*DATA FOR THIS EXERCISE*
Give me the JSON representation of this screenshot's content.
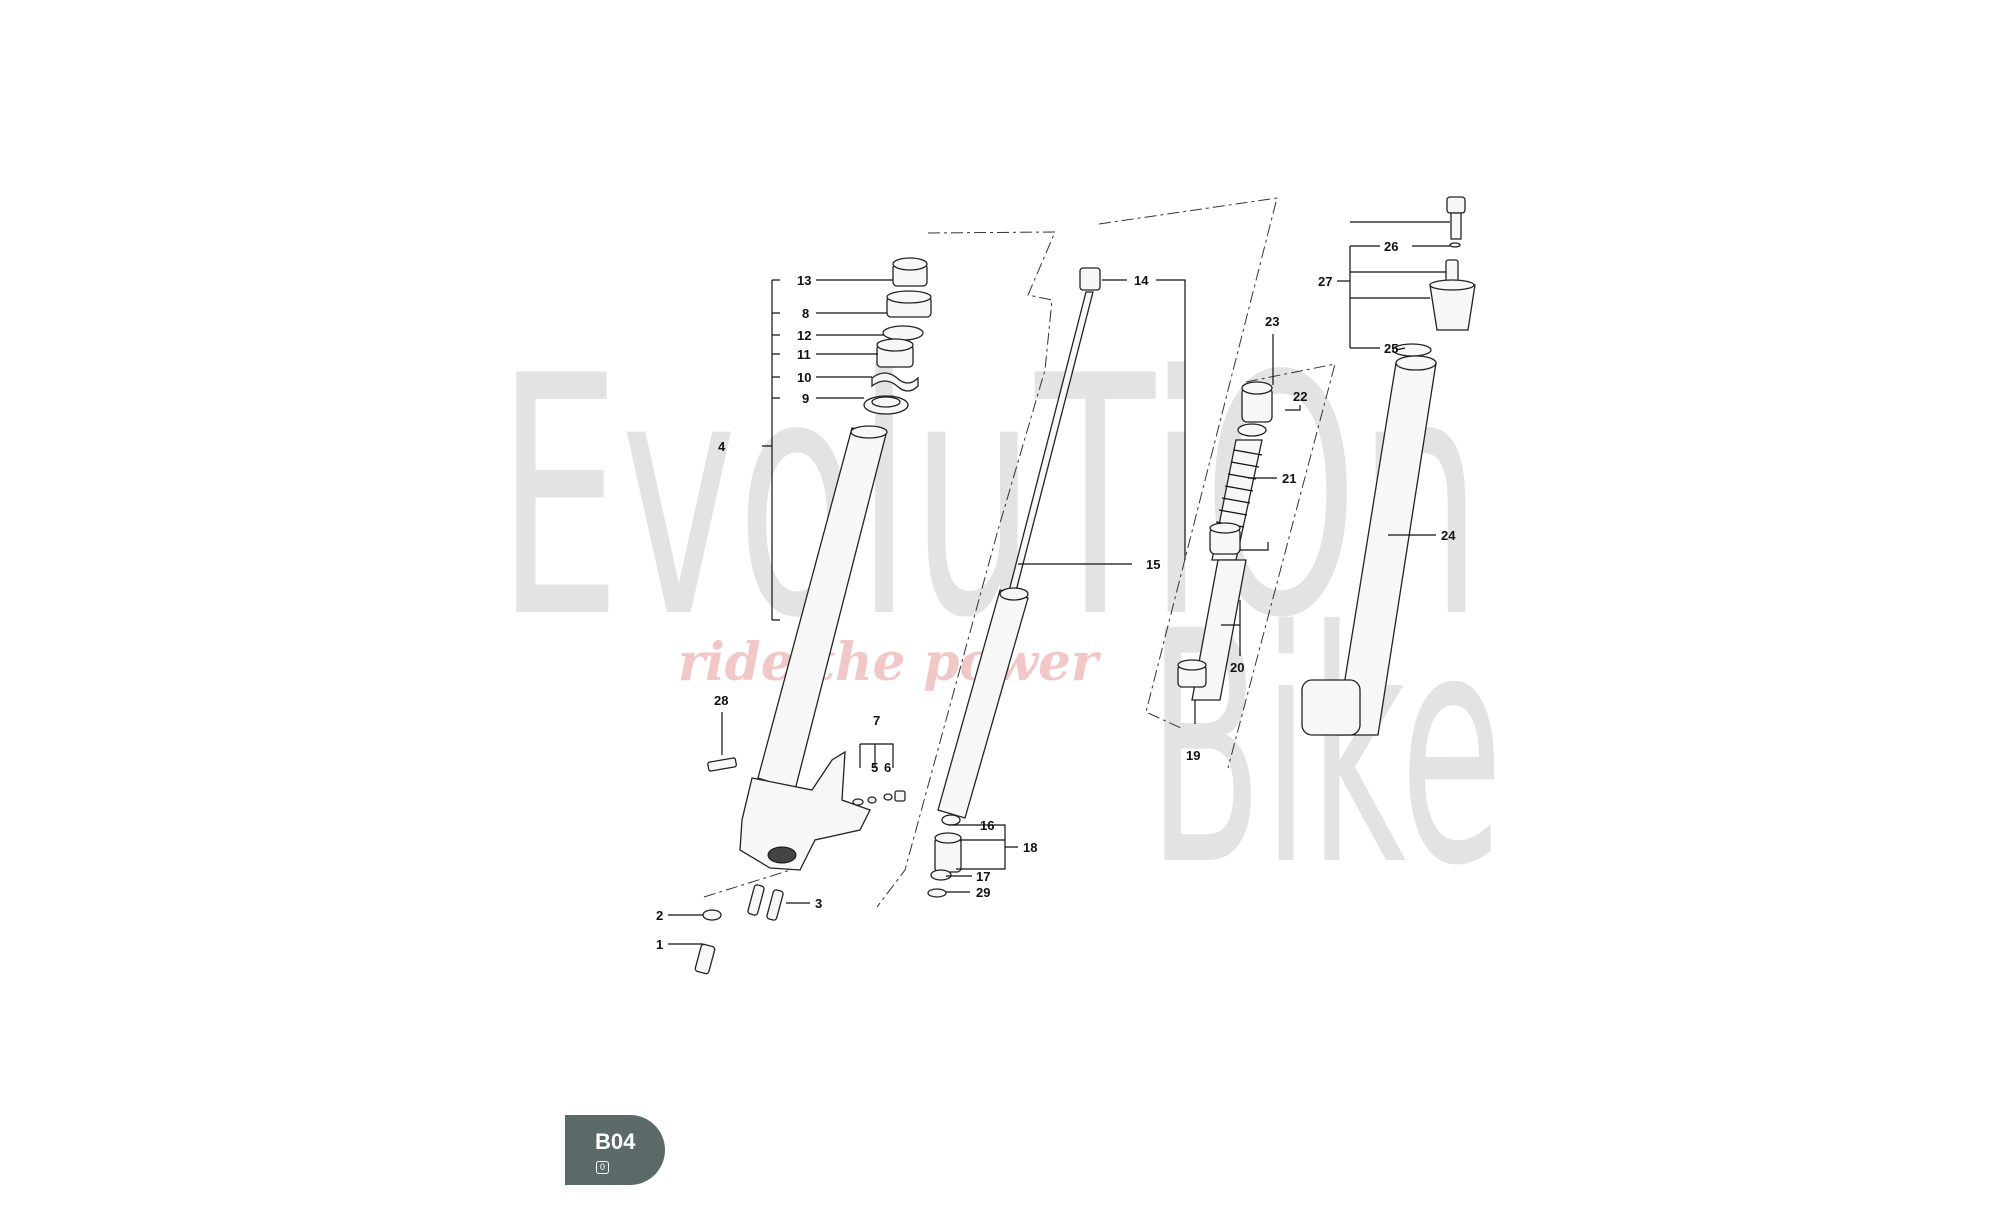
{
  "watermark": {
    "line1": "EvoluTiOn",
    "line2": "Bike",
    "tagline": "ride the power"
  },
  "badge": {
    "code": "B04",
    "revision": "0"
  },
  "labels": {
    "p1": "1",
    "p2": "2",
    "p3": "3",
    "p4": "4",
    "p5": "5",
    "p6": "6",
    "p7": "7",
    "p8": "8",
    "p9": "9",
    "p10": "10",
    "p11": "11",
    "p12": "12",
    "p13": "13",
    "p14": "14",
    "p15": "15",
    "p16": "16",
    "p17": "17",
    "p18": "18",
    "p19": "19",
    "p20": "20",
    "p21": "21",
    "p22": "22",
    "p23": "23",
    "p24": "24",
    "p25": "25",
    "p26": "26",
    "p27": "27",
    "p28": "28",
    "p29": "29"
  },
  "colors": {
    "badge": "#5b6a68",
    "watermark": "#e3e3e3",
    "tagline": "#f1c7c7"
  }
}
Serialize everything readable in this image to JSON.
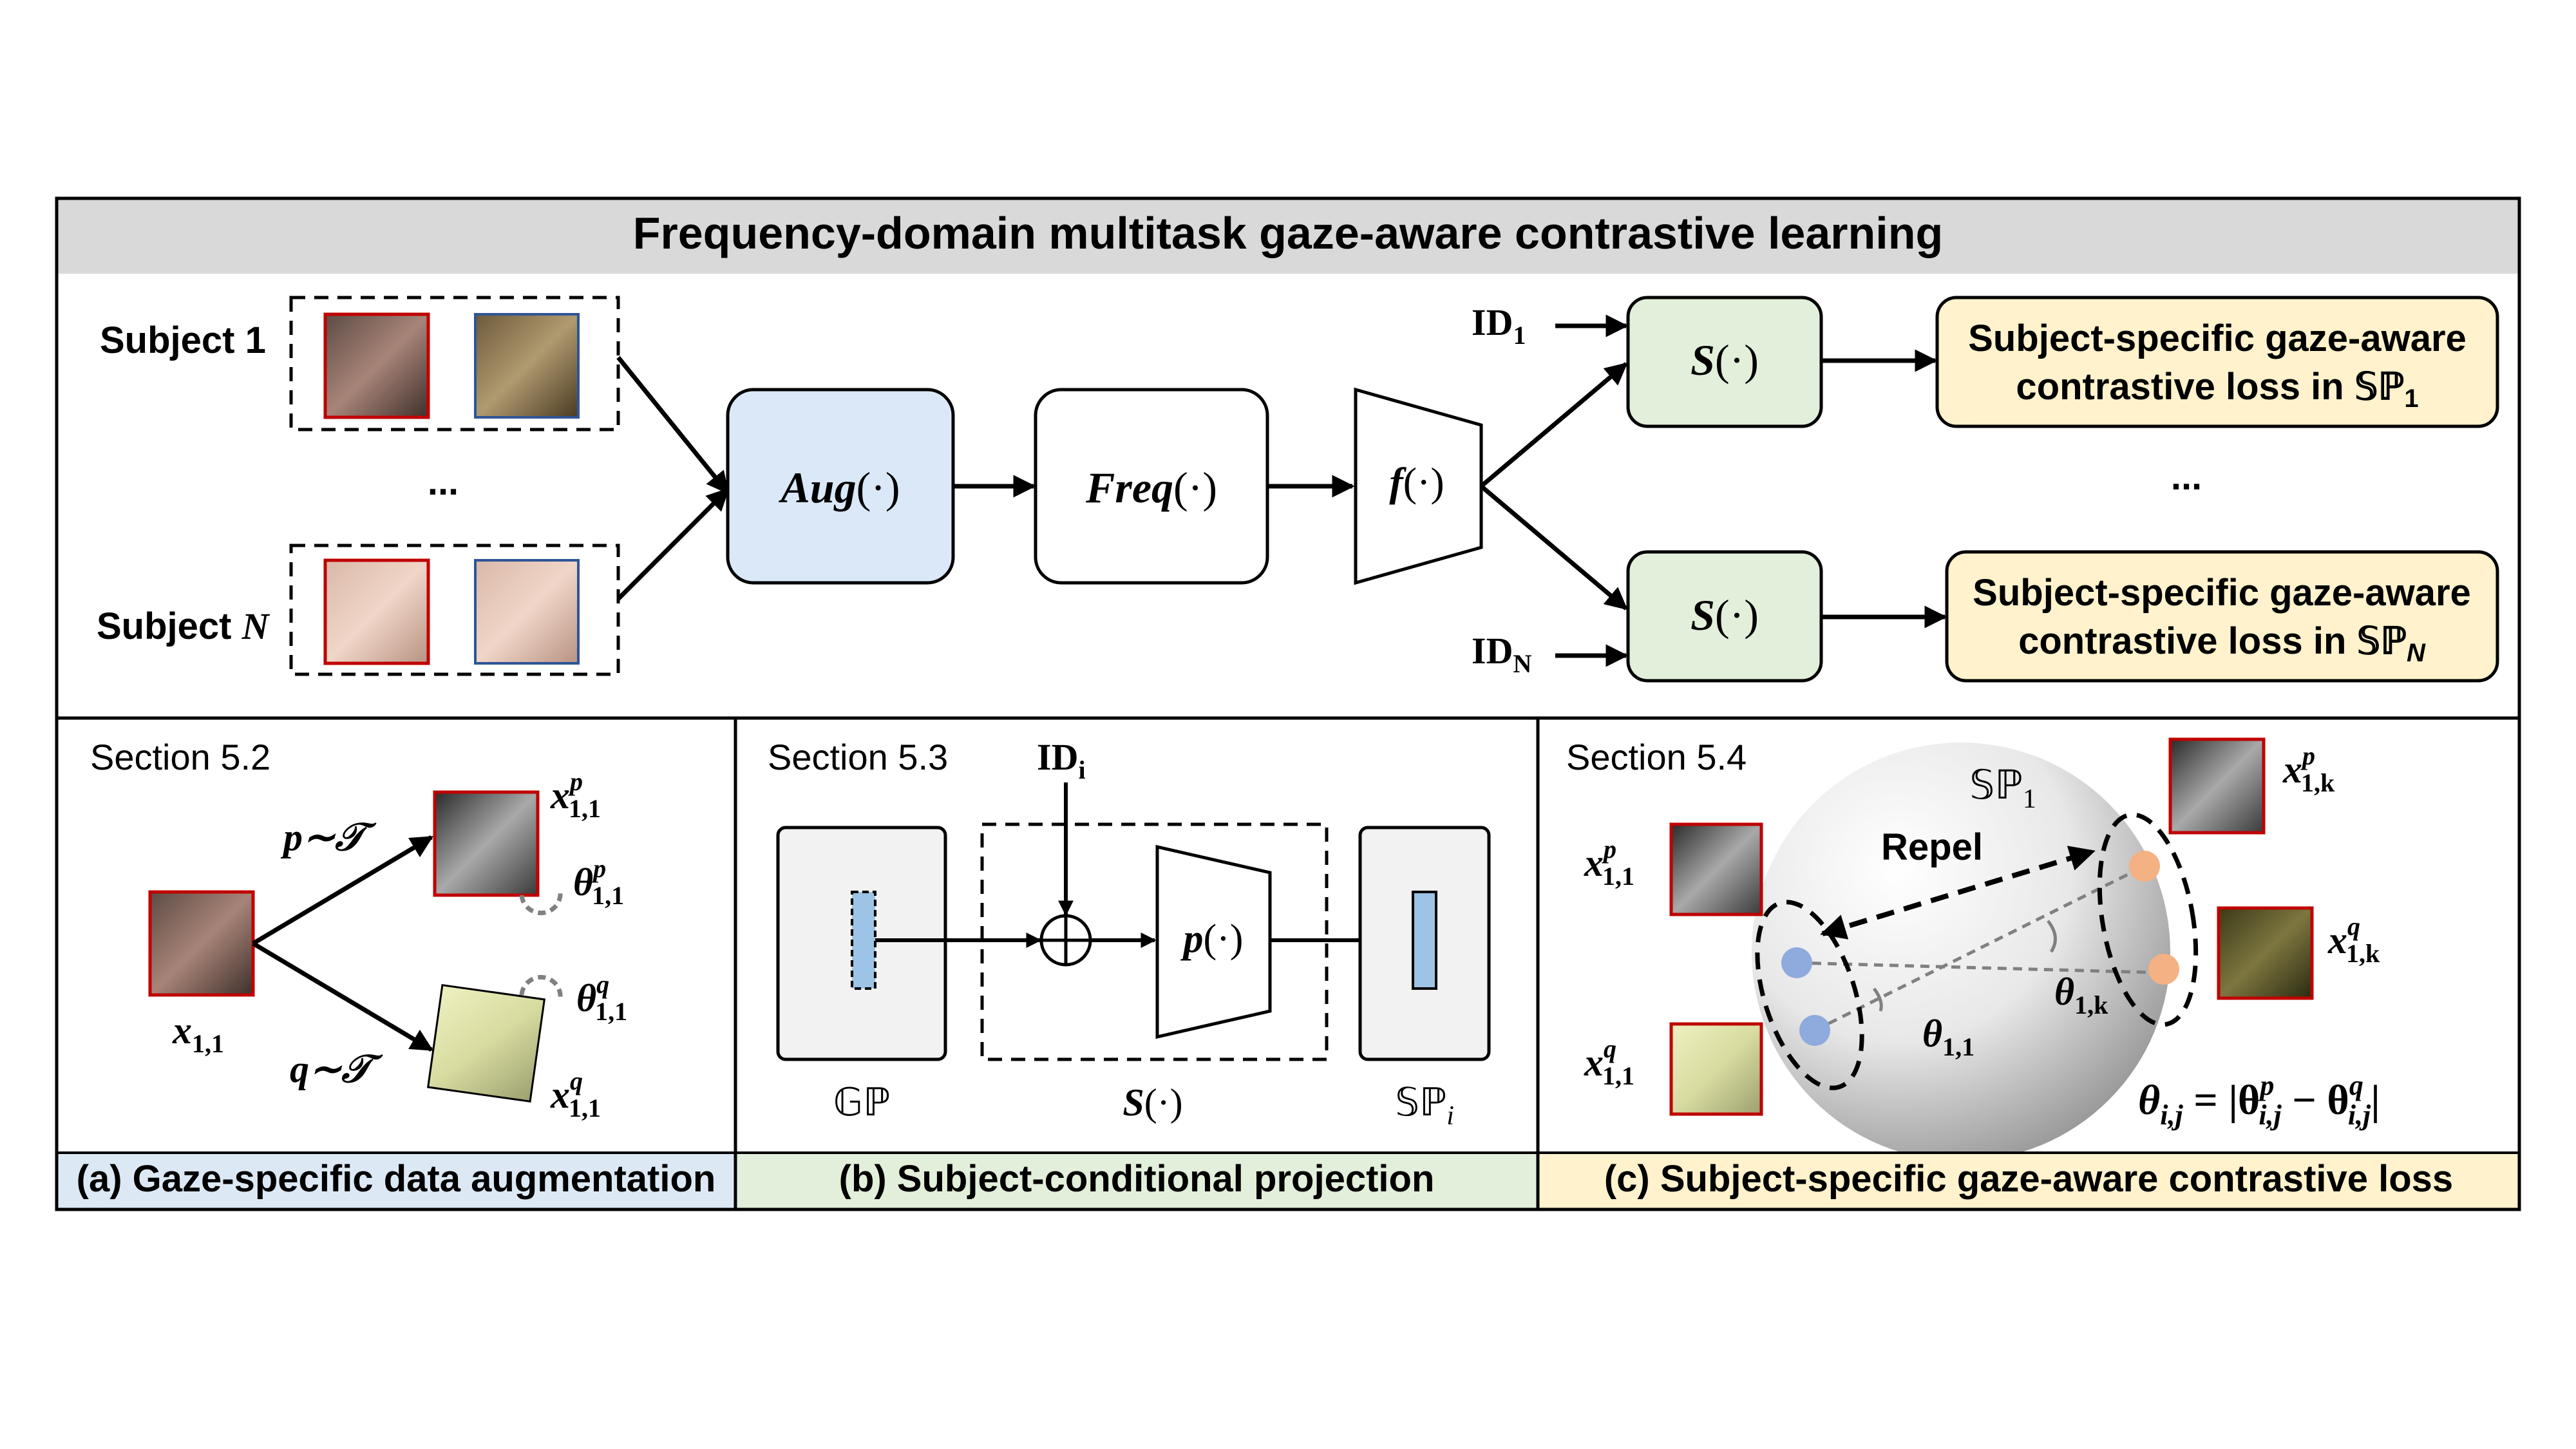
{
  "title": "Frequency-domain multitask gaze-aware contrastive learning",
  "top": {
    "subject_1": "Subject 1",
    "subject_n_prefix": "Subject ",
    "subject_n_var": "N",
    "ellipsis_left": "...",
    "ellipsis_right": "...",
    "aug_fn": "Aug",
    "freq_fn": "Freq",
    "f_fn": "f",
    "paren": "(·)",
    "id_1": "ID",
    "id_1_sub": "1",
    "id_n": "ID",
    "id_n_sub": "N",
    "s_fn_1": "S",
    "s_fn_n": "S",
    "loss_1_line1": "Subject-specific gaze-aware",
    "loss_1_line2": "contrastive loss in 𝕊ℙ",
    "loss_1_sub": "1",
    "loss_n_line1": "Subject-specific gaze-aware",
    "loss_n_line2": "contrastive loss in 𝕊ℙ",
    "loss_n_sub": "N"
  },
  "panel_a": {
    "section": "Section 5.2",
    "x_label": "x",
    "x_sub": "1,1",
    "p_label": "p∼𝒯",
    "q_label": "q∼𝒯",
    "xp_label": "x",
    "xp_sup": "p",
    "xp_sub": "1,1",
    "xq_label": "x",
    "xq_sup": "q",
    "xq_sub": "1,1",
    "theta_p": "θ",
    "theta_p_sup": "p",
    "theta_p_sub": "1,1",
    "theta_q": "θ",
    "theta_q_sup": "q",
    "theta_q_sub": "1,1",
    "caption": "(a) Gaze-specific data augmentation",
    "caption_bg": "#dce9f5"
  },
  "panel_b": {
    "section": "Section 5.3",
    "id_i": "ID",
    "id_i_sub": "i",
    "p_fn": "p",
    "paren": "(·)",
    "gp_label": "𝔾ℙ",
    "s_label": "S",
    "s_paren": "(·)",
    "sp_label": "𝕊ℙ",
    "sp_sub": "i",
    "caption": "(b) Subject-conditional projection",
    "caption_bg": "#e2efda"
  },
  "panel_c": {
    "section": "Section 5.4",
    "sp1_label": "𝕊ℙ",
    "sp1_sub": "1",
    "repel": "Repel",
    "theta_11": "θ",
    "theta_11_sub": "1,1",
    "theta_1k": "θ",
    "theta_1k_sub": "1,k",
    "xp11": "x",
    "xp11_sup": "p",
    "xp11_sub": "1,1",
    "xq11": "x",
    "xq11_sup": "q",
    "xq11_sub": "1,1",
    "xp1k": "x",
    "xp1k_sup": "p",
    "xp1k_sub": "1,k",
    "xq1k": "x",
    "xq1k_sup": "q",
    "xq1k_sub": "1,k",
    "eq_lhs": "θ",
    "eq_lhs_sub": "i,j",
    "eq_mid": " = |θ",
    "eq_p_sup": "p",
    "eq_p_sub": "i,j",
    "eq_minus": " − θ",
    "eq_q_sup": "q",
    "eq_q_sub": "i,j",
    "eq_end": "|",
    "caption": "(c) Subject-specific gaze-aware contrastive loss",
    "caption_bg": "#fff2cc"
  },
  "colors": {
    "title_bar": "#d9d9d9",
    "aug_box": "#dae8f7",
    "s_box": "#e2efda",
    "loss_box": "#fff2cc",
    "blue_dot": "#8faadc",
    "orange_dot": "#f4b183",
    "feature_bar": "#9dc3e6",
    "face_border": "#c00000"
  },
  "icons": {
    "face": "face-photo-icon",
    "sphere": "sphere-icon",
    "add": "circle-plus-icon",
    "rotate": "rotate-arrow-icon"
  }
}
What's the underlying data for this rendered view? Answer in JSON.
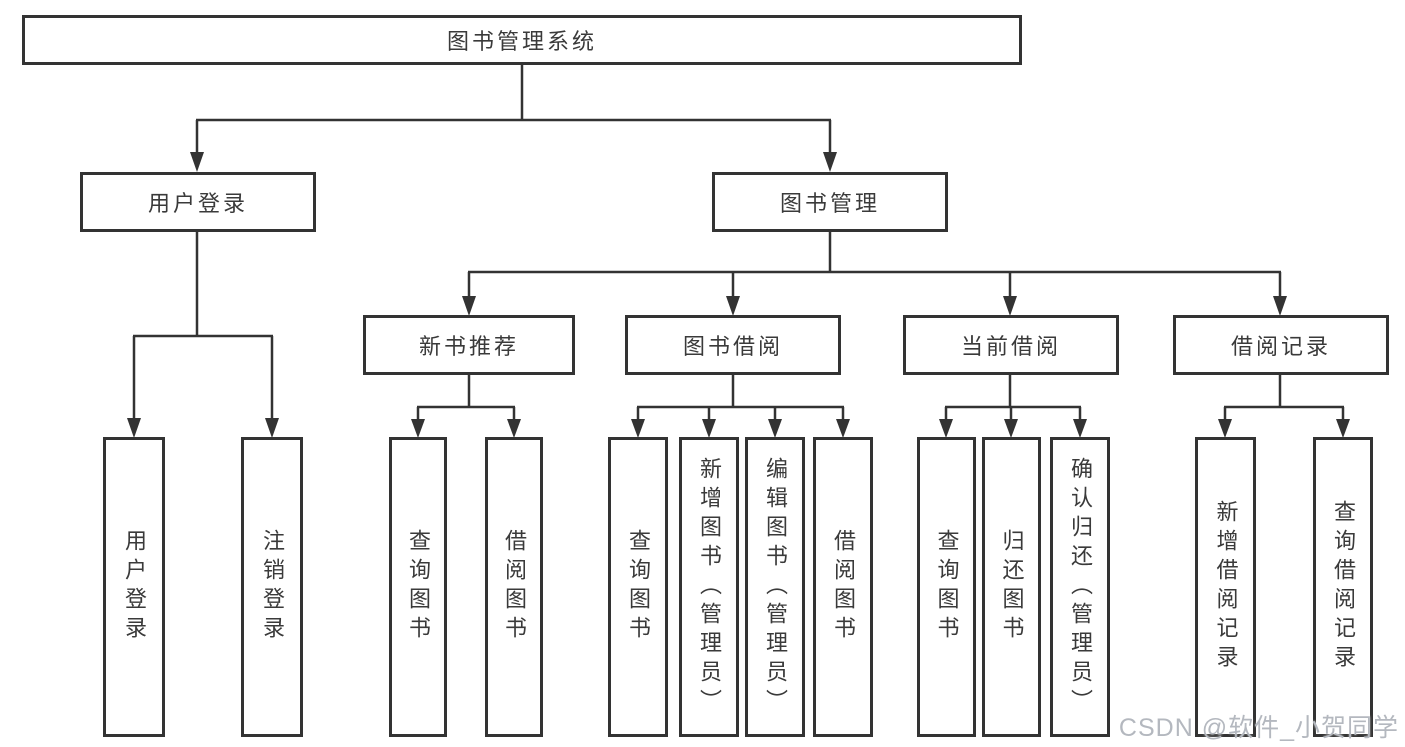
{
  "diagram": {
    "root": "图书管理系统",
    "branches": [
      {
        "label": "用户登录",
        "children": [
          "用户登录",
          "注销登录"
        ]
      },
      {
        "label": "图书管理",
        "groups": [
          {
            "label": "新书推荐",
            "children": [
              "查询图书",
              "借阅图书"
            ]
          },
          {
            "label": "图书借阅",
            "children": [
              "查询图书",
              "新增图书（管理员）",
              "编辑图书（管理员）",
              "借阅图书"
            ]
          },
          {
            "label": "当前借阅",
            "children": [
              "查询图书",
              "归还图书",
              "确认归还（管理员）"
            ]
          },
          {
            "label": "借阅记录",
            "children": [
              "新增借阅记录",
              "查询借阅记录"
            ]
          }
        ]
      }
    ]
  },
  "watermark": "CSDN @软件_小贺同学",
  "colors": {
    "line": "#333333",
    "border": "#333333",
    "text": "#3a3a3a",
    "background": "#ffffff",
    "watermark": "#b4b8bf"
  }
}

*TASK*
Look through the material and copy each line that has "watermark".

*COMPLETE ANSWER*
  "watermark": {
    "watermark": "#e3e3e3",
  "watermark": "CSDN @软件_小贺同学",
    "watermark": "#b4b8bf"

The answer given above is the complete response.